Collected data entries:
________________________________________
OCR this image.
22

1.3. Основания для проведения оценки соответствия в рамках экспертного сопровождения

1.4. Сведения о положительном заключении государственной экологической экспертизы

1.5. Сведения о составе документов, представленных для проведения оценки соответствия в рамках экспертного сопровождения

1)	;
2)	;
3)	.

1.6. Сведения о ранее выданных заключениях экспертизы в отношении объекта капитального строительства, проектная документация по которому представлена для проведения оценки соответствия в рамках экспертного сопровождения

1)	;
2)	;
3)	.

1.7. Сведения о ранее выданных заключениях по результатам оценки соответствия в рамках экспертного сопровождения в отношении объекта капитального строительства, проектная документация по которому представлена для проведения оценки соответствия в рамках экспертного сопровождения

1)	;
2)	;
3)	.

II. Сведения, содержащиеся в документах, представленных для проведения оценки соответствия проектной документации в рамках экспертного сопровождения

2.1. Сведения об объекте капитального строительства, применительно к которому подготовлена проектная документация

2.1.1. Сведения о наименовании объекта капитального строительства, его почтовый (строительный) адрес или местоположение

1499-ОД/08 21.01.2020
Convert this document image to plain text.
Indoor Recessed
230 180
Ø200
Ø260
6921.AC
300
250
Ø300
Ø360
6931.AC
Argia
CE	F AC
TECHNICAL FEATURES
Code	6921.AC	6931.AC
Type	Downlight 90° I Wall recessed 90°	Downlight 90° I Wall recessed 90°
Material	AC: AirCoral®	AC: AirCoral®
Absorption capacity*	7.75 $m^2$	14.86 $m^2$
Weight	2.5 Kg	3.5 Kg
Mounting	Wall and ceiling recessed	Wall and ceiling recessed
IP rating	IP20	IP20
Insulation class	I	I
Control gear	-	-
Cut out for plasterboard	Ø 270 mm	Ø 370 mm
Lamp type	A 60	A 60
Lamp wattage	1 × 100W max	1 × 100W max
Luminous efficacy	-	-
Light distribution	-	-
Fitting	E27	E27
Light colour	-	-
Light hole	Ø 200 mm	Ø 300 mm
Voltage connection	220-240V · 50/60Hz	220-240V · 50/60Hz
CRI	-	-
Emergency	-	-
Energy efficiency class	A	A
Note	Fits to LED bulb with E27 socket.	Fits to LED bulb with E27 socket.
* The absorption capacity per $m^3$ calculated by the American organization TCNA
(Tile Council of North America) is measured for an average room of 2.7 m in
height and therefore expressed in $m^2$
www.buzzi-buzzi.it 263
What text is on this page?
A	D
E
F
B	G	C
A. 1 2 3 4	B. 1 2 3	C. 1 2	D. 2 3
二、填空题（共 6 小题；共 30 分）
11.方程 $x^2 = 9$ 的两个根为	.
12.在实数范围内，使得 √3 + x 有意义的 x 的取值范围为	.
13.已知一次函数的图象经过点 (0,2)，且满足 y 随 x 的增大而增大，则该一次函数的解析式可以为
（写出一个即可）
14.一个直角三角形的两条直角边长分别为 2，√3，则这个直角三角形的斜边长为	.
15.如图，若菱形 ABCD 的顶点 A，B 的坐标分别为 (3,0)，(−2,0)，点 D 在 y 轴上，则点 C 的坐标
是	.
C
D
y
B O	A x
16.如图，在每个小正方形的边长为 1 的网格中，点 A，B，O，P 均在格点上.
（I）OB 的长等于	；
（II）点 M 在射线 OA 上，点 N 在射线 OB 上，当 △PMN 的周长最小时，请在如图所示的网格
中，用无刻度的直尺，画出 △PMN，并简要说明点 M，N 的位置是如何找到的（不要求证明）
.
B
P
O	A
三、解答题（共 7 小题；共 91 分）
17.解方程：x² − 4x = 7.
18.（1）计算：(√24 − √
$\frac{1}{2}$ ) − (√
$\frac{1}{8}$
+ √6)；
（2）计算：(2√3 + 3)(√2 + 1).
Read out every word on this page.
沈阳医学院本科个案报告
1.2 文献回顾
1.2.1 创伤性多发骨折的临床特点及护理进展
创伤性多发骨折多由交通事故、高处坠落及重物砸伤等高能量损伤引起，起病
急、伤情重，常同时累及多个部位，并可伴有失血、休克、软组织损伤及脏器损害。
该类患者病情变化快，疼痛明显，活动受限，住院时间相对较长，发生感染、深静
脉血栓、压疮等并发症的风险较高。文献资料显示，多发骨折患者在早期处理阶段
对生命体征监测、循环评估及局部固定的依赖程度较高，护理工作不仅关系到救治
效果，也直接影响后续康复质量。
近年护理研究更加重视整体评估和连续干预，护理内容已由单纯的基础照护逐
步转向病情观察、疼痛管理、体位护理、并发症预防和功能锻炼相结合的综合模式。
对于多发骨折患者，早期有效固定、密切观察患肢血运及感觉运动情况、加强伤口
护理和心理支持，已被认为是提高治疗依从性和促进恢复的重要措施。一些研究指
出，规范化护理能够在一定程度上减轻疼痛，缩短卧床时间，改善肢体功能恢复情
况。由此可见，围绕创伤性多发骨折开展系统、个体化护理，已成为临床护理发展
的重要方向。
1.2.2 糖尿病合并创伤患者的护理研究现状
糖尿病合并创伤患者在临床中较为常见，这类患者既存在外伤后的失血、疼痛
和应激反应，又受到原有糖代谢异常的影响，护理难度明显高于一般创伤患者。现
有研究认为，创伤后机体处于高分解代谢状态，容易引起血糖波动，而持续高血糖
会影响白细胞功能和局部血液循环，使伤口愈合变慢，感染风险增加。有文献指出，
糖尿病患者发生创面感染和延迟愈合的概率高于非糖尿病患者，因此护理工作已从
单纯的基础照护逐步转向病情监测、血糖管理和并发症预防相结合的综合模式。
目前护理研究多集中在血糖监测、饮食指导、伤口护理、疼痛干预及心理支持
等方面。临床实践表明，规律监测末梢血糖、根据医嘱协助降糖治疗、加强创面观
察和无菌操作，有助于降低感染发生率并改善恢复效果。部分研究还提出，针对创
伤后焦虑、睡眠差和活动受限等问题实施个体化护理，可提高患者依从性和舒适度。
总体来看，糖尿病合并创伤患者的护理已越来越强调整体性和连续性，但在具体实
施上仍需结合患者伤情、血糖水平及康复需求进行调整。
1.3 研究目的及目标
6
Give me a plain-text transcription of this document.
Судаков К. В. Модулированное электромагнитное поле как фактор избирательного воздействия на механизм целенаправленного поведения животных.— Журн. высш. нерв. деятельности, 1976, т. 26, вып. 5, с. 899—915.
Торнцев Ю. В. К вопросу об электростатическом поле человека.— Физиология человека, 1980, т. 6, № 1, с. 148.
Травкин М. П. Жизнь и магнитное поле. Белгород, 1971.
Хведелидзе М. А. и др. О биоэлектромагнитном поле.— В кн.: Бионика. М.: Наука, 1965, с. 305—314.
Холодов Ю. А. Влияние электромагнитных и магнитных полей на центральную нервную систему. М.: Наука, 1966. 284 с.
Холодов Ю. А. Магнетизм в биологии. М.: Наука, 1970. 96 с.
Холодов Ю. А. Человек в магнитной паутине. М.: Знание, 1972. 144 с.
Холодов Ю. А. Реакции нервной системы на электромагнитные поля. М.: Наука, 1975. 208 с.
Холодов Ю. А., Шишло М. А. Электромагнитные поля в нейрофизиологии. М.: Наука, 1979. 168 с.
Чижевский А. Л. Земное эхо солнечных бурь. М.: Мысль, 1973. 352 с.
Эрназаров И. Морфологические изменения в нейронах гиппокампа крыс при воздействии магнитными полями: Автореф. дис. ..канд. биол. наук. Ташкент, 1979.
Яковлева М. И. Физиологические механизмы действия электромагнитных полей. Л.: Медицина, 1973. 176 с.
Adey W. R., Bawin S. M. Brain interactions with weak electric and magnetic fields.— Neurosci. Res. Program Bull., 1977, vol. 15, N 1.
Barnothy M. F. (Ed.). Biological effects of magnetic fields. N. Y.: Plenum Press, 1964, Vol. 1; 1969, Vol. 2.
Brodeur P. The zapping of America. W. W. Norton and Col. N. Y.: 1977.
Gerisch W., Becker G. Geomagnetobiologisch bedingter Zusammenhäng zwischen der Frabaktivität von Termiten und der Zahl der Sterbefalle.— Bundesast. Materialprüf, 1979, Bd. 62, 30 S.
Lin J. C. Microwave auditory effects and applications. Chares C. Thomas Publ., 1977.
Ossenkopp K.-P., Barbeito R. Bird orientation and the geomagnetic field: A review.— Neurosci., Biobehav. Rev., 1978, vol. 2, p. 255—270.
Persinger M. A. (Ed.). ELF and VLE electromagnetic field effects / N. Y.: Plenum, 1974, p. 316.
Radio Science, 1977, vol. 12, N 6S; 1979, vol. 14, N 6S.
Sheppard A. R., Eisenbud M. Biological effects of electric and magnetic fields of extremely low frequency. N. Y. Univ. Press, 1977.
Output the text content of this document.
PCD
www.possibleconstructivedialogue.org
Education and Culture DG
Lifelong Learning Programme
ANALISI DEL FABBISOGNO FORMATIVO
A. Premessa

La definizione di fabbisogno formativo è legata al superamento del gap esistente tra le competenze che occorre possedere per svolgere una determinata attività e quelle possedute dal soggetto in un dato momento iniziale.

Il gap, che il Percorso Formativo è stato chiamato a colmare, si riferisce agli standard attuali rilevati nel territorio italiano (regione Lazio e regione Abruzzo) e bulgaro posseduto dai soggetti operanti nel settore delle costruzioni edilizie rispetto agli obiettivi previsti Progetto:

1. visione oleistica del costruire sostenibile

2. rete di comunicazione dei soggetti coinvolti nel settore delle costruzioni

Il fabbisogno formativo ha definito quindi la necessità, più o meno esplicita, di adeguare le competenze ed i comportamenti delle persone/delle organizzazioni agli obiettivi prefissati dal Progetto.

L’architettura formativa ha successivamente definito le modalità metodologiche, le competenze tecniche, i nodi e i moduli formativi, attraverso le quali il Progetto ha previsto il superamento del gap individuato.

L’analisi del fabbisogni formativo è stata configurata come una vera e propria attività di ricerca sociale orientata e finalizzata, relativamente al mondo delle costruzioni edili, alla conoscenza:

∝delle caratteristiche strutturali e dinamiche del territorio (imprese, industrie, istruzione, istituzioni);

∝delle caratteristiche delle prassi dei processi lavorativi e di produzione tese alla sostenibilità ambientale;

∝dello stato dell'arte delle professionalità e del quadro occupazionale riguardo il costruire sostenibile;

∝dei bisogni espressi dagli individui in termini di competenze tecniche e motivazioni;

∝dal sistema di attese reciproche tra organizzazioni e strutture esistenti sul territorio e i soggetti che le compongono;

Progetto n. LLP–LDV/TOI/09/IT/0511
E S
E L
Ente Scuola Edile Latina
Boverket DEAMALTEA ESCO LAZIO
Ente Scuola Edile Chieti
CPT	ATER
________________________________________
Copy out the lines in which the string "полей" appears.

TASK OUTPUT:
Холодов Ю. А. Влияние электромагнитных и магнитных полей на центральную нервную систему. М.: Наука, 1966. 284 с.
Яковлева М. И. Физиологические механизмы действия электромагнитных полей. Л.: Медицина, 1973. 176 с.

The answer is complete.